→ **Records for the task**:
· · · · · · ·

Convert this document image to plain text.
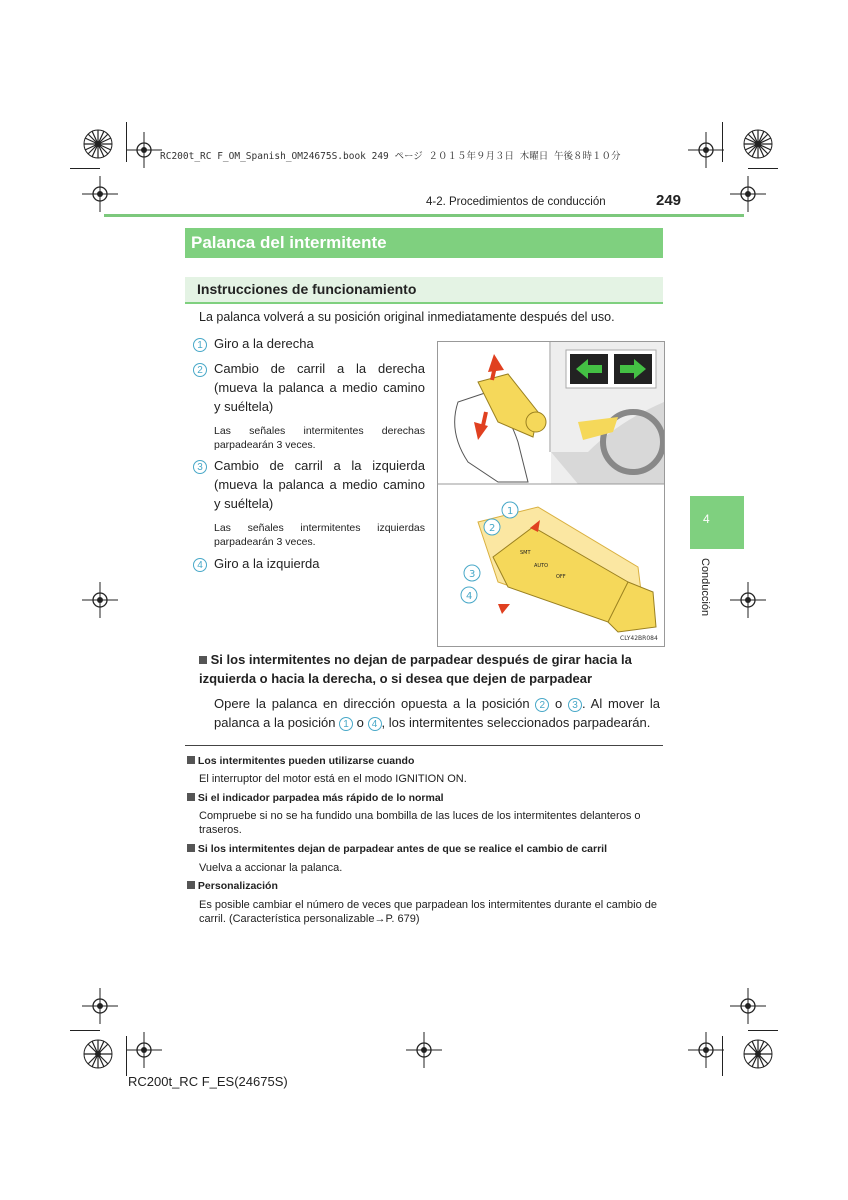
RC200t_RC F_OM_Spanish_OM24675S.book 249 ページ ２０１５年９月３日 木曜日 午後８時１０分
4-2. Procedimientos de conducción	249
Palanca del intermitente
Instrucciones de funcionamiento
La palanca volverá a su posición original inmediatamente después del uso.
1 Giro a la derecha
2 Cambio de carril a la derecha (mueva la palanca a medio camino y suéltela)
Las señales intermitentes derechas parpadearán 3 veces.
3 Cambio de carril a la izquierda (mueva la palanca a medio camino y suéltela)
Las señales intermitentes izquierdas parpadearán 3 veces.
4 Giro a la izquierda	AUTO
SMT
OFF
1
2
3
4
CLY42BR084
Si los intermitentes no dejan de parpadear después de girar hacia la izquierda o hacia la derecha, o si desea que dejen de parpadear
Opere la palanca en dirección opuesta a la posición 2 o 3 . Al mover la palanca a la posición 1 o 4 , los intermitentes seleccionados parpadearán.
Los intermitentes pueden utilizarse cuando
El interruptor del motor está en el modo IGNITION ON.
Si el indicador parpadea más rápido de lo normal
Compruebe si no se ha fundido una bombilla de las luces de los intermitentes delanteros o traseros.
Si los intermitentes dejan de parpadear antes de que se realice el cambio de carril
Vuelva a accionar la palanca.
Personalización
Es posible cambiar el número de veces que parpadean los intermitentes durante el cambio de carril. (Característica personalizable→P. 679)
4
Conducción
RC200t_RC F_ES(24675S)
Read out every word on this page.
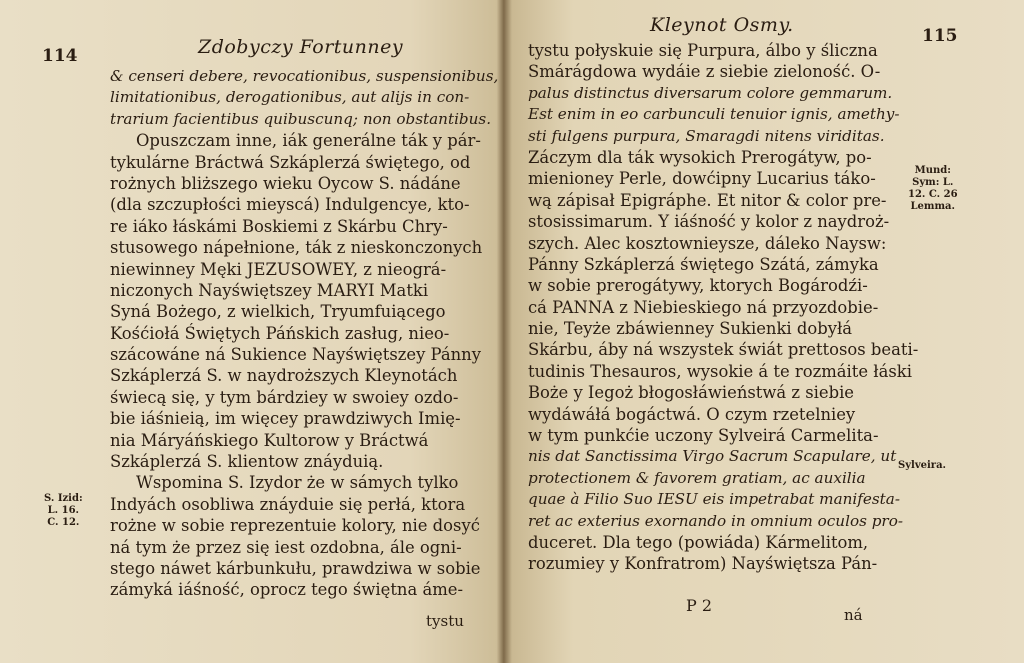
114	Zdobyczy Fortunney
& censeri debere, revocationibus, suspensionibus,
limitationibus, derogationibus, aut alijs in con-
trarium facientibus quibuscunq; non obstantibus.
Opuszczam inne, iák generálne ták y pár-
tykulárne Bráctwá Szkáplerzá świętego, od
rożnych bliższego wieku Oycow S. nádáne
(dla szczupłości mieyscá) Indulgencye, kto-
re iáko łáskámi Boskiemi z Skárbu Chry-
stusowego nápełnione, ták z nieskonczonych
niewinney Męki JEZUSOWEY, z nieográ-
niczonych Nayświętszey MARYI Matki
Syná Bożego, z wielkich, Tryumfuiącego
Kośćiołá Świętych Páńskich zasług, nieo-
szácowáne ná Sukience Nayświętszey Pánny
Szkáplerzá S. w naydroższych Kleynotách
świecą się, y tym bárdziey w swoiey ozdo-
bie iáśnieią, im więcey prawdziwych Imię-
nia Máryáńskiego Kultorow y Bráctwá
Szkáplerzá S. klientow znáyduią.
Wspomina S. Izydor że w sámych tylko
Indyách osobliwa znáyduie się perłá, ktora
rożne w sobie reprezentuie kolory, nie dosyć
ná tym że przez się iest ozdobna, ále ogni-
stego náwet kárbunkułu, prawdziwa w sobie
zámyká iáśność, oprocz tego świętna áme-
S. Izid:
L. 16.
C. 12.
tystu
Kleynot Osmy.	115
tystu połyskuie się Purpura, álbo y śliczna
Smárágdowa wydáie z siebie zieloność. O-
palus distinctus diversarum colore gemmarum.
Est enim in eo carbunculi tenuior ignis, amethy-
sti fulgens purpura, Smaragdi nitens viriditas.
Záczym dla ták wysokich Prerogátyw, po-
mienioney Perle, dowćipny Lucarius táko-
wą zápisał Epigráphe. Et nitor & color pre-
stosissimarum. Y iáśność y kolor z naydroż-
szych. Alec kosztownieysze, dáleko Naysw:
Pánny Szkáplerzá świętego Szátá, zámyka
w sobie prerogátywy, ktorych Bogárodźi-
cá PANNA z Niebieskiego ná przyozdobie-
nie, Teyże zbáwienney Sukienki dobyłá
Skárbu, áby ná wszystek świát prettosos beati-
tudinis Thesauros, wysokie á te rozmáite łáski
Boże y Iegoż błogosłáwieństwá z siebie
wydáwáłá bogáctwá. O czym rzetelniey
w tym punkćie uczony Sylveirá Carmelita-
nis dat Sanctissima Virgo Sacrum Scapulare, ut
protectionem & favorem gratiam, ac auxilia
quae à Filio Suo IESU eis impetrabat manifesta-
ret ac exterius exornando in omnium oculos pro-
duceret. Dla tego (powiáda) Kármelitom,
rozumiey y Konfratrom) Nayświętsza Pán-
Mund:
Sym: L.
12. C. 26
Lemma.
Sylveira.
P 2	ná
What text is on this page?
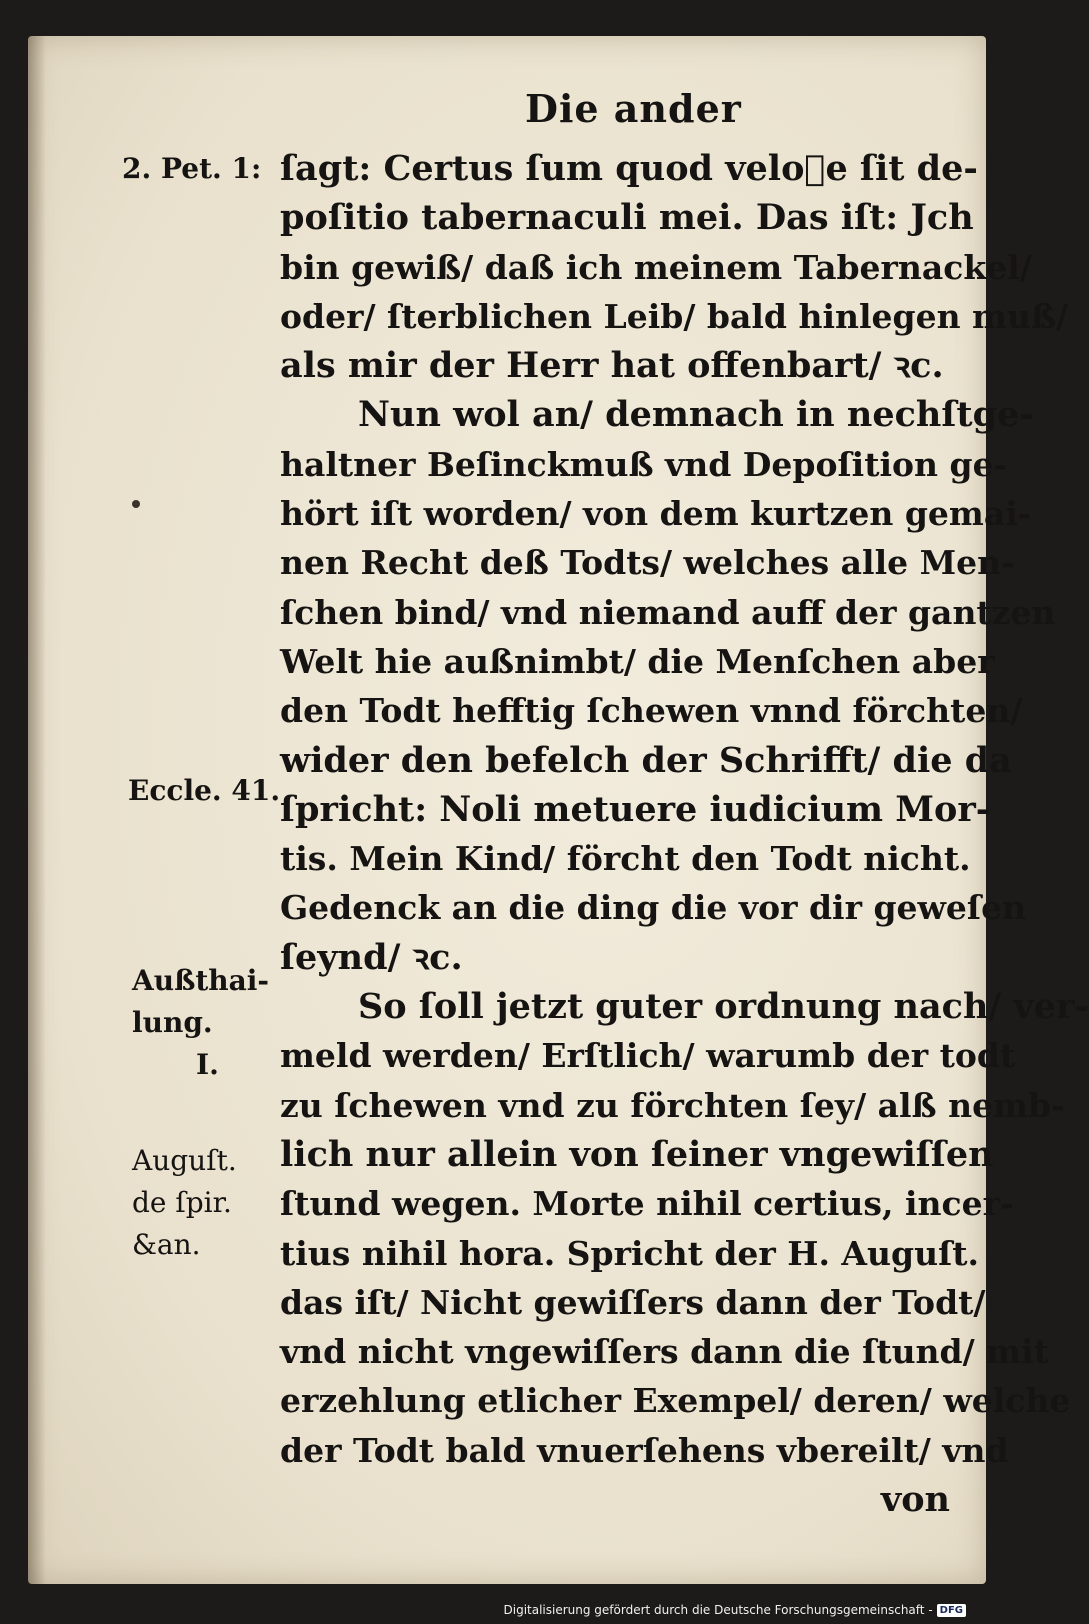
Die ander
2. Pet. 1:
Eccle. 41.
Außthai-
lung.
I.
Auguſt.
de ſpir.
&an.
ſagt: Certus ſum quod velo᷑e ſit de-
poſitio tabernaculi mei. Das iſt: Jch
bin gewiß/ daß ich meinem Tabernackel/
oder/ ſterblichen Leib/ bald hinlegen muß/
als mir der Herr hat offenbart/ ꝛc.
Nun wol an/ demnach in nechſtge-
haltner Beſinckmuß vnd Depoſition ge-
hört iſt worden/ von dem kurtzen gemai-
nen Recht deß Todts/ welches alle Men-
ſchen bind/ vnd niemand auff der gantzen
Welt hie außnimbt/ die Menſchen aber
den Todt hefftig ſchewen vnnd förchten/
wider den befelch der Schrifft/ die da
ſpricht: Noli metuere iudicium Mor-
tis. Mein Kind/ förcht den Todt nicht.
Gedenck an die ding die vor dir geweſen
ſeynd/ ꝛc.
So ſoll jetzt guter ordnung nach/ ver-
meld werden/ Erſtlich/ warumb der todt
zu ſchewen vnd zu förchten ſey/ alß nemb-
lich nur allein von ſeiner vngewiſſen
ſtund wegen. Morte nihil certius, incer-
tius nihil hora. Spricht der H. Auguſt.
das iſt/ Nicht gewiſſers dann der Todt/
vnd nicht vngewiſſers dann die ſtund/ mit
erzehlung etlicher Exempel/ deren/ welche
der Todt bald vnuerſehens vbereilt/ vnd
von
Digitalisierung gefördert durch die Deutsche Forschungsgemeinschaft - DFG
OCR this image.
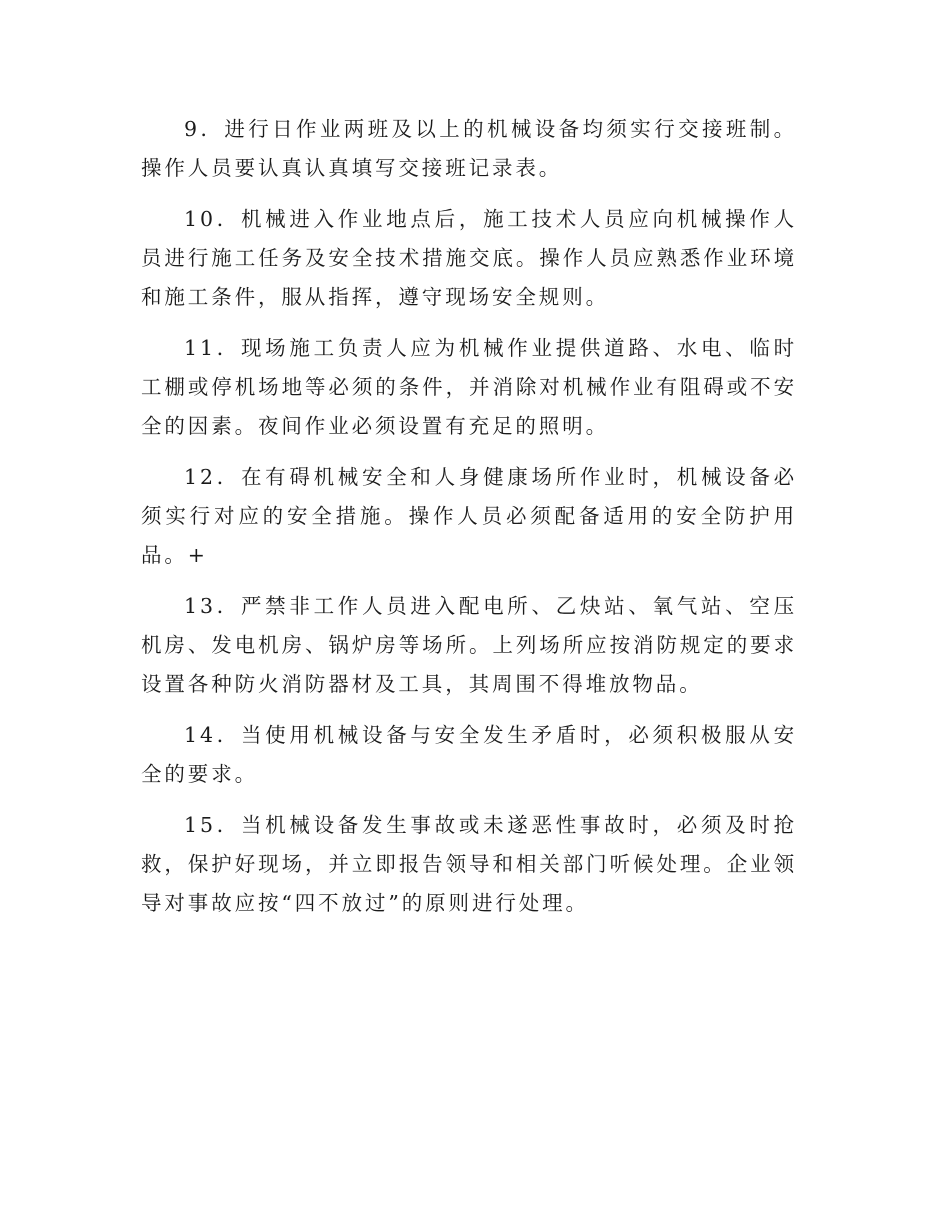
9．进行日作业两班及以上的机械设备均须实行交接班制。操作人员要认真认真填写交接班记录表。

10．机械进入作业地点后，施工技术人员应向机械操作人员进行施工任务及安全技术措施交底。操作人员应熟悉作业环境和施工条件，服从指挥，遵守现场安全规则。

11．现场施工负责人应为机械作业提供道路、水电、临时工棚或停机场地等必须的条件，并消除对机械作业有阻碍或不安全的因素。夜间作业必须设置有充足的照明。

12．在有碍机械安全和人身健康场所作业时，机械设备必须实行对应的安全措施。操作人员必须配备适用的安全防护用品。+

13．严禁非工作人员进入配电所、乙炔站、氧气站、空压机房、发电机房、锅炉房等场所。上列场所应按消防规定的要求设置各种防火消防器材及工具，其周围不得堆放物品。

14．当使用机械设备与安全发生矛盾时，必须积极服从安全的要求。

15．当机械设备发生事故或未遂恶性事故时，必须及时抢救，保护好现场，并立即报告领导和相关部门听候处理。企业领导对事故应按“四不放过”的原则进行处理。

· · · · · · ·

→ **Directive**:
Repeat the listing in full and exactly. Do not include any images.

→ **Reply to the task**:
Convert this document image to plain text.
RC200t_RC F_OM_Spanish_OM24675S.book 249 ページ ２０１５年９月３日 木曜日 午後８時１０分
4-2. Procedimientos de conducción	249
Palanca del intermitente
Instrucciones de funcionamiento
La palanca volverá a su posición original inmediatamente después del uso.
1 Giro a la derecha
2 Cambio de carril a la derecha (mueva la palanca a medio camino y suéltela)
Las señales intermitentes derechas parpadearán 3 veces.
3 Cambio de carril a la izquierda (mueva la palanca a medio camino y suéltela)
Las señales intermitentes izquierdas parpadearán 3 veces.
4 Giro a la izquierda	AUTO
SMT
OFF
1
2
3
4
CLY42BR084
Si los intermitentes no dejan de parpadear después de girar hacia la izquierda o hacia la derecha, o si desea que dejen de parpadear
Opere la palanca en dirección opuesta a la posición 2 o 3 . Al mover la palanca a la posición 1 o 4 , los intermitentes seleccionados parpadearán.
Los intermitentes pueden utilizarse cuando
El interruptor del motor está en el modo IGNITION ON.
Si el indicador parpadea más rápido de lo normal
Compruebe si no se ha fundido una bombilla de las luces de los intermitentes delanteros o traseros.
Si los intermitentes dejan de parpadear antes de que se realice el cambio de carril
Vuelva a accionar la palanca.
Personalización
Es posible cambiar el número de veces que parpadean los intermitentes durante el cambio de carril. (Característica personalizable→P. 679)
4
Conducción
RC200t_RC F_ES(24675S)
Read out every word on this page.
114	Zdobyczy Fortunney
& censeri debere, revocationibus, suspensionibus,
limitationibus, derogationibus, aut alijs in con-
trarium facientibus quibuscunq; non obstantibus.
Opuszczam inne, iák generálne ták y pár-
tykulárne Bráctwá Szkáplerzá świętego, od
rożnych bliższego wieku Oycow S. nádáne
(dla szczupłości mieyscá) Indulgencye, kto-
re iáko łáskámi Boskiemi z Skárbu Chry-
stusowego nápełnione, ták z nieskonczonych
niewinney Męki JEZUSOWEY, z nieográ-
niczonych Nayświętszey MARYI Matki
Syná Bożego, z wielkich, Tryumfuiącego
Kośćiołá Świętych Páńskich zasług, nieo-
szácowáne ná Sukience Nayświętszey Pánny
Szkáplerzá S. w naydroższych Kleynotách
świecą się, y tym bárdziey w swoiey ozdo-
bie iáśnieią, im więcey prawdziwych Imię-
nia Máryáńskiego Kultorow y Bráctwá
Szkáplerzá S. klientow znáyduią.
Wspomina S. Izydor że w sámych tylko
Indyách osobliwa znáyduie się perłá, ktora
rożne w sobie reprezentuie kolory, nie dosyć
ná tym że przez się iest ozdobna, ále ogni-
stego náwet kárbunkułu, prawdziwa w sobie
zámyká iáśność, oprocz tego świętna áme-
S. Izid:
L. 16.
C. 12.
tystu
Kleynot Osmy.	115
tystu połyskuie się Purpura, álbo y śliczna
Smárágdowa wydáie z siebie zieloność. O-
palus distinctus diversarum colore gemmarum.
Est enim in eo carbunculi tenuior ignis, amethy-
sti fulgens purpura, Smaragdi nitens viriditas.
Záczym dla ták wysokich Prerogátyw, po-
mienioney Perle, dowćipny Lucarius táko-
wą zápisał Epigráphe. Et nitor & color pre-
stosissimarum. Y iáśność y kolor z naydroż-
szych. Alec kosztownieysze, dáleko Naysw:
Pánny Szkáplerzá świętego Szátá, zámyka
w sobie prerogátywy, ktorych Bogárodźi-
cá PANNA z Niebieskiego ná przyozdobie-
nie, Teyże zbáwienney Sukienki dobyłá
Skárbu, áby ná wszystek świát prettosos beati-
tudinis Thesauros, wysokie á te rozmáite łáski
Boże y Iegoż błogosłáwieństwá z siebie
wydáwáłá bogáctwá. O czym rzetelniey
w tym punkćie uczony Sylveirá Carmelita-
nis dat Sanctissima Virgo Sacrum Scapulare, ut
protectionem & favorem gratiam, ac auxilia
quae à Filio Suo IESU eis impetrabat manifesta-
ret ac exterius exornando in omnium oculos pro-
duceret. Dla tego (powiáda) Kármelitom,
rozumiey y Konfratrom) Nayświętsza Pán-
Mund:
Sym: L.
12. C. 26
Lemma.
Sylveira.
P 2	ná
What text is on this page?
Die ander
2. Pet. 1:
Eccle. 41.
Außthai-
lung.
I.
Auguſt.
de ſpir.
&an.
ſagt: Certus ſum quod velo᷑e ſit de-
poſitio tabernaculi mei. Das iſt: Jch
bin gewiß/ daß ich meinem Tabernackel/
oder/ ſterblichen Leib/ bald hinlegen muß/
als mir der Herr hat offenbart/ ꝛc.
Nun wol an/ demnach in nechſtge-
haltner Beſinckmuß vnd Depoſition ge-
hört iſt worden/ von dem kurtzen gemai-
nen Recht deß Todts/ welches alle Men-
ſchen bind/ vnd niemand auff der gantzen
Welt hie außnimbt/ die Menſchen aber
den Todt hefftig ſchewen vnnd förchten/
wider den befelch der Schrifft/ die da
ſpricht: Noli metuere iudicium Mor-
tis. Mein Kind/ förcht den Todt nicht.
Gedenck an die ding die vor dir geweſen
ſeynd/ ꝛc.
So ſoll jetzt guter ordnung nach/ ver-
meld werden/ Erſtlich/ warumb der todt
zu ſchewen vnd zu förchten ſey/ alß nemb-
lich nur allein von ſeiner vngewiſſen
ſtund wegen. Morte nihil certius, incer-
tius nihil hora. Spricht der H. Auguſt.
das iſt/ Nicht gewiſſers dann der Todt/
vnd nicht vngewiſſers dann die ſtund/ mit
erzehlung etlicher Exempel/ deren/ welche
der Todt bald vnuerſehens vbereilt/ vnd
von
Digitalisierung gefördert durch die Deutsche Forschungsgemeinschaft - DFG
OCR this image.
9．进行日作业两班及以上的机械设备均须实行交接班制。操作人员要认真认真填写交接班记录表。

10．机械进入作业地点后，施工技术人员应向机械操作人员进行施工任务及安全技术措施交底。操作人员应熟悉作业环境和施工条件，服从指挥，遵守现场安全规则。

11．现场施工负责人应为机械作业提供道路、水电、临时工棚或停机场地等必须的条件，并消除对机械作业有阻碍或不安全的因素。夜间作业必须设置有充足的照明。

12．在有碍机械安全和人身健康场所作业时，机械设备必须实行对应的安全措施。操作人员必须配备适用的安全防护用品。+

13．严禁非工作人员进入配电所、乙炔站、氧气站、空压机房、发电机房、锅炉房等场所。上列场所应按消防规定的要求设置各种防火消防器材及工具，其周围不得堆放物品。

14．当使用机械设备与安全发生矛盾时，必须积极服从安全的要求。

15．当机械设备发生事故或未遂恶性事故时，必须及时抢救，保护好现场，并立即报告领导和相关部门听候处理。企业领导对事故应按“四不放过”的原则进行处理。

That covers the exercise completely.